REQUIREMENT
Count how many lines in this material contain "различается". The answer is that number alone.

RECORDS SUPPLIED
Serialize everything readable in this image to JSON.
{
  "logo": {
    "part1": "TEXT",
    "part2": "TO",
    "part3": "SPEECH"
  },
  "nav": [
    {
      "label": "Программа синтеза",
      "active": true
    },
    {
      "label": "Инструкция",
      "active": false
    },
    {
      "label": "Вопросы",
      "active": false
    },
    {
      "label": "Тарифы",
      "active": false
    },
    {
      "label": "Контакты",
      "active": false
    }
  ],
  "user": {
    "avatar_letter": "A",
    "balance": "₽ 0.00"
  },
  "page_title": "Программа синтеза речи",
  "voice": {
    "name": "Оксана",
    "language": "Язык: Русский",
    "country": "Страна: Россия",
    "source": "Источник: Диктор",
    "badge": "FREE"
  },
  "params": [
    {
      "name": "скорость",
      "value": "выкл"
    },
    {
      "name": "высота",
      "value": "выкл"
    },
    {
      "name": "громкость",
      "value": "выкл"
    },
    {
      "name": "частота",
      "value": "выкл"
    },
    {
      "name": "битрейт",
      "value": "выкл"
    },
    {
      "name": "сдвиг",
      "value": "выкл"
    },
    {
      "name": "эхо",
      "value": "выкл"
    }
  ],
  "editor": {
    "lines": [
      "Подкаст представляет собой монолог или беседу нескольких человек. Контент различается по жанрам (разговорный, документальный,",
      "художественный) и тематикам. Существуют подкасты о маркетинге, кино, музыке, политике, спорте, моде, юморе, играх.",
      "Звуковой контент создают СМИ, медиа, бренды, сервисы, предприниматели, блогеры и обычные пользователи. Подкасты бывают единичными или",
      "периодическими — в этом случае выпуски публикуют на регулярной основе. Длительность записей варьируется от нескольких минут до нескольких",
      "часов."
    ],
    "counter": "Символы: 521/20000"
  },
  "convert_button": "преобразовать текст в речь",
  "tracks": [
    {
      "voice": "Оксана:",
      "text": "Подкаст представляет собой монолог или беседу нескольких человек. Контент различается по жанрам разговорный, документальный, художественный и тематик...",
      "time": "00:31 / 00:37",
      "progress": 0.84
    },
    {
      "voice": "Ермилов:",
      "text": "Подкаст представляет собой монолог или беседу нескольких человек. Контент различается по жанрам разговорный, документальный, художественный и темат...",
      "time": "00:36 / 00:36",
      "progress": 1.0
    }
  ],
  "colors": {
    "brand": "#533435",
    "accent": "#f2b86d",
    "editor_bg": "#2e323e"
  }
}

---

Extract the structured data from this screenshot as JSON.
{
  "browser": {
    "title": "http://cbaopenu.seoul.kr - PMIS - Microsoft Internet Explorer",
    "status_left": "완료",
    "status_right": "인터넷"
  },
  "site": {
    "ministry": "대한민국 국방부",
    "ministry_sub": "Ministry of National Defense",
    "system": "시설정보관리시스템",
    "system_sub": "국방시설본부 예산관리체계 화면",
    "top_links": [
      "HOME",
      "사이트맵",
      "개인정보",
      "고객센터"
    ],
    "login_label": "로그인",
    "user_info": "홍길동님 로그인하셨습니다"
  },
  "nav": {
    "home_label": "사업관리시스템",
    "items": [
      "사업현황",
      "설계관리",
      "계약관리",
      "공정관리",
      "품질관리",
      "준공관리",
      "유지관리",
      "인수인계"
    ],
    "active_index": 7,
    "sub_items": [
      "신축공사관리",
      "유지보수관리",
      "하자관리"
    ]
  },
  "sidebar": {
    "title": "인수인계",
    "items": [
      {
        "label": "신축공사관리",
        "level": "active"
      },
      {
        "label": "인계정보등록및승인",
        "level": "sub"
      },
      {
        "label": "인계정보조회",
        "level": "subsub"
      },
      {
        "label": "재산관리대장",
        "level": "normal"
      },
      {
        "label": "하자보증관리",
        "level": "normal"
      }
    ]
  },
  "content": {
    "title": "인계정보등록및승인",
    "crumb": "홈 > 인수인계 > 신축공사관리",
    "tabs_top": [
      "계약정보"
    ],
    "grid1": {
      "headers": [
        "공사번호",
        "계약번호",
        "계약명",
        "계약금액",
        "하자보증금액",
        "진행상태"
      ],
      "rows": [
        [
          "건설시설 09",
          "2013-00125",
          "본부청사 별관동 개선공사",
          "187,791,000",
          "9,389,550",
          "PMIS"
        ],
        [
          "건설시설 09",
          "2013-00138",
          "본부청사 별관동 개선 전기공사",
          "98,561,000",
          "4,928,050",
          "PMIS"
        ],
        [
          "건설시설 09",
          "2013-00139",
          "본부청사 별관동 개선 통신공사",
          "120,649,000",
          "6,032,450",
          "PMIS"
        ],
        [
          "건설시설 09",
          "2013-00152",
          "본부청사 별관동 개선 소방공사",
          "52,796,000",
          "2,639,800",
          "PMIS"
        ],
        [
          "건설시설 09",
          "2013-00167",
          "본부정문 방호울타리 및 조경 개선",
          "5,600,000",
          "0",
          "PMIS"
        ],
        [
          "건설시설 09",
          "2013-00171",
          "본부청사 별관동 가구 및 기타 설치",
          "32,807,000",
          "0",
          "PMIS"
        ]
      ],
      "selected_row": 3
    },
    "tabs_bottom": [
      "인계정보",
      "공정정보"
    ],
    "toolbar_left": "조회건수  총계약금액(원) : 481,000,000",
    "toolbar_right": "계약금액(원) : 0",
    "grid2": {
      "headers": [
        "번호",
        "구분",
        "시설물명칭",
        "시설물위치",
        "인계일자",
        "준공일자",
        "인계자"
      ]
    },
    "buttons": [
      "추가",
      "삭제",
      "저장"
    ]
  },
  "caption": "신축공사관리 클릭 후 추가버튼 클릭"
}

ANSWER FOR THIS EXERCISE
3